**WHAT YOU SHOULD DO**
Print out every line, exactly as written.

**GIVEN INFORMATION**
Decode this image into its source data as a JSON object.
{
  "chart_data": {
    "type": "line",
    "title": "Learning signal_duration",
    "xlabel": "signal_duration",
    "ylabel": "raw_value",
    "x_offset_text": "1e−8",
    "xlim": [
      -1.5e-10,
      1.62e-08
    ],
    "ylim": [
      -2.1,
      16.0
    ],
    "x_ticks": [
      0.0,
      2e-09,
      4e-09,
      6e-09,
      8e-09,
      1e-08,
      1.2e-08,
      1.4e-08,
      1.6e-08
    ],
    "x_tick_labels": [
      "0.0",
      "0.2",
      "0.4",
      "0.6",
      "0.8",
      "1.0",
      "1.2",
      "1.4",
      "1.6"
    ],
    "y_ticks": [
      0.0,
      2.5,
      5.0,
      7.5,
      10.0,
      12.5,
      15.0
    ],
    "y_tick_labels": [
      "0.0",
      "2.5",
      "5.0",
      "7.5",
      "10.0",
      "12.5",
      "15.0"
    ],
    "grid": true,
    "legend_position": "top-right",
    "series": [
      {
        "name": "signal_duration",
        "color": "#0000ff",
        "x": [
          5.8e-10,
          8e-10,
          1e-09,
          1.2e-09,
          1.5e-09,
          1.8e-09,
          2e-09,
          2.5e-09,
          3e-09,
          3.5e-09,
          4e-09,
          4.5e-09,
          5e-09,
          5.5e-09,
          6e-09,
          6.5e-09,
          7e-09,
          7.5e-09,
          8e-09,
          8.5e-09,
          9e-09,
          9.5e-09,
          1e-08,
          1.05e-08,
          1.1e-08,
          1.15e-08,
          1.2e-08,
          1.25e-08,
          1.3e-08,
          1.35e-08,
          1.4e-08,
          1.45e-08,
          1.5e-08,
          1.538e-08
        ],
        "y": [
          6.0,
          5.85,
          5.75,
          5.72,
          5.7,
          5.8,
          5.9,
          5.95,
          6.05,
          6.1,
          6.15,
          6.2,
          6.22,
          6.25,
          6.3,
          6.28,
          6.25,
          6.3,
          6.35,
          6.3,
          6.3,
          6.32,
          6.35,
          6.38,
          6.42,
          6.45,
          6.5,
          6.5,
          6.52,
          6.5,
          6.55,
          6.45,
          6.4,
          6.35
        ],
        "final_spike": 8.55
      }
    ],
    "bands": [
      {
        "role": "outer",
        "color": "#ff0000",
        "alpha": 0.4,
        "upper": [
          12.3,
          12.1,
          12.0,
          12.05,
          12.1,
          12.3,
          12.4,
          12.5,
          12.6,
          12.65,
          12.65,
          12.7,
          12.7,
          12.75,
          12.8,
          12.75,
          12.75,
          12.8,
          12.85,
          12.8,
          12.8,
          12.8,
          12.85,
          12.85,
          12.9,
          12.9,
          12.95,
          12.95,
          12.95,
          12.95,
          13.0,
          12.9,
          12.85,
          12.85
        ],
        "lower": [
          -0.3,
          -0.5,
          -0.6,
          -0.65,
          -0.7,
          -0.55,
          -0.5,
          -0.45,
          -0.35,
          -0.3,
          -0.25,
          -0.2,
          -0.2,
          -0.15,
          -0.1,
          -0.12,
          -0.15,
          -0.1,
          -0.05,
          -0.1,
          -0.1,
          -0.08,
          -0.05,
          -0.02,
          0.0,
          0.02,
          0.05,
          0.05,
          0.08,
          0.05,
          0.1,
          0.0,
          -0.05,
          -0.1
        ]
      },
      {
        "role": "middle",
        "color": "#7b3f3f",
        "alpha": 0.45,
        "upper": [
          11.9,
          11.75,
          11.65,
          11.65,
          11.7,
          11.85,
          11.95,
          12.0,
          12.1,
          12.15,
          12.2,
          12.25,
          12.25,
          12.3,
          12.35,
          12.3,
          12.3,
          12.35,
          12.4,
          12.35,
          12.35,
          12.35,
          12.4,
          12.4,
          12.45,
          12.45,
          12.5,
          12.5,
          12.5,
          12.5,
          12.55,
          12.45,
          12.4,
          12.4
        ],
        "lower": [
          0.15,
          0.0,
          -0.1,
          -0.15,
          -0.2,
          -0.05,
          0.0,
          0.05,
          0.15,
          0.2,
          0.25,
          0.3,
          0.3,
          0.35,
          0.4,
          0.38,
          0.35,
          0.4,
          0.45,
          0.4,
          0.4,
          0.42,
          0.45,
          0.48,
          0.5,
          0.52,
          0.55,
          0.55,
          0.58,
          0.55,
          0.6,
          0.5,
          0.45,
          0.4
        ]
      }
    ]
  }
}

**CORRECT RESPONSE**
Decode this image into its source data as a JSON object.
{
  "chart_data": {
    "type": "line",
    "title": "Learning signal_duration",
    "xlabel": "signal_duration",
    "ylabel": "raw_value",
    "x_offset_text": "1e−8",
    "xlim": [
      -1.5e-10,
      1.62e-08
    ],
    "ylim": [
      -2.1,
      16.0
    ],
    "x_ticks": [
      0.0,
      2e-09,
      4e-09,
      6e-09,
      8e-09,
      1e-08,
      1.2e-08,
      1.4e-08,
      1.6e-08
    ],
    "x_tick_labels": [
      "0.0",
      "0.2",
      "0.4",
      "0.6",
      "0.8",
      "1.0",
      "1.2",
      "1.4",
      "1.6"
    ],
    "y_ticks": [
      0.0,
      2.5,
      5.0,
      7.5,
      10.0,
      12.5,
      15.0
    ],
    "y_tick_labels": [
      "0.0",
      "2.5",
      "5.0",
      "7.5",
      "10.0",
      "12.5",
      "15.0"
    ],
    "grid": true,
    "legend_position": "top-right",
    "series": [
      {
        "name": "signal_duration",
        "color": "#0000ff",
        "x": [
          5.8e-10,
          8e-10,
          1e-09,
          1.2e-09,
          1.5e-09,
          1.8e-09,
          2e-09,
          2.5e-09,
          3e-09,
          3.5e-09,
          4e-09,
          4.5e-09,
          5e-09,
          5.5e-09,
          6e-09,
          6.5e-09,
          7e-09,
          7.5e-09,
          8e-09,
          8.5e-09,
          9e-09,
          9.5e-09,
          1e-08,
          1.05e-08,
          1.1e-08,
          1.15e-08,
          1.2e-08,
          1.25e-08,
          1.3e-08,
          1.35e-08,
          1.4e-08,
          1.45e-08,
          1.5e-08,
          1.538e-08
        ],
        "y": [
          6.0,
          5.85,
          5.75,
          5.72,
          5.7,
          5.8,
          5.9,
          5.95,
          6.05,
          6.1,
          6.15,
          6.2,
          6.22,
          6.25,
          6.3,
          6.28,
          6.25,
          6.3,
          6.35,
          6.3,
          6.3,
          6.32,
          6.35,
          6.38,
          6.42,
          6.45,
          6.5,
          6.5,
          6.52,
          6.5,
          6.55,
          6.45,
          6.4,
          6.35
        ],
        "final_spike": 8.55
      }
    ],
    "bands": [
      {
        "role": "outer",
        "color": "#ff0000",
        "alpha": 0.4,
        "upper": [
          12.3,
          12.1,
          12.0,
          12.05,
          12.1,
          12.3,
          12.4,
          12.5,
          12.6,
          12.65,
          12.65,
          12.7,
          12.7,
          12.75,
          12.8,
          12.75,
          12.75,
          12.8,
          12.85,
          12.8,
          12.8,
          12.8,
          12.85,
          12.85,
          12.9,
          12.9,
          12.95,
          12.95,
          12.95,
          12.95,
          13.0,
          12.9,
          12.85,
          12.85
        ],
        "lower": [
          -0.3,
          -0.5,
          -0.6,
          -0.65,
          -0.7,
          -0.55,
          -0.5,
          -0.45,
          -0.35,
          -0.3,
          -0.25,
          -0.2,
          -0.2,
          -0.15,
          -0.1,
          -0.12,
          -0.15,
          -0.1,
          -0.05,
          -0.1,
          -0.1,
          -0.08,
          -0.05,
          -0.02,
          0.0,
          0.02,
          0.05,
          0.05,
          0.08,
          0.05,
          0.1,
          0.0,
          -0.05,
          -0.1
        ]
      },
      {
        "role": "middle",
        "color": "#7b3f3f",
        "alpha": 0.45,
        "upper": [
          11.9,
          11.75,
          11.65,
          11.65,
          11.7,
          11.85,
          11.95,
          12.0,
          12.1,
          12.15,
          12.2,
          12.25,
          12.25,
          12.3,
          12.35,
          12.3,
          12.3,
          12.35,
          12.4,
          12.35,
          12.35,
          12.35,
          12.4,
          12.4,
          12.45,
          12.45,
          12.5,
          12.5,
          12.5,
          12.5,
          12.55,
          12.45,
          12.4,
          12.4
        ],
        "lower": [
          0.15,
          0.0,
          -0.1,
          -0.15,
          -0.2,
          -0.05,
          0.0,
          0.05,
          0.15,
          0.2,
          0.25,
          0.3,
          0.3,
          0.35,
          0.4,
          0.38,
          0.35,
          0.4,
          0.45,
          0.4,
          0.4,
          0.42,
          0.45,
          0.48,
          0.5,
          0.52,
          0.55,
          0.55,
          0.58,
          0.55,
          0.6,
          0.5,
          0.45,
          0.4
        ]
      }
    ]
  }
}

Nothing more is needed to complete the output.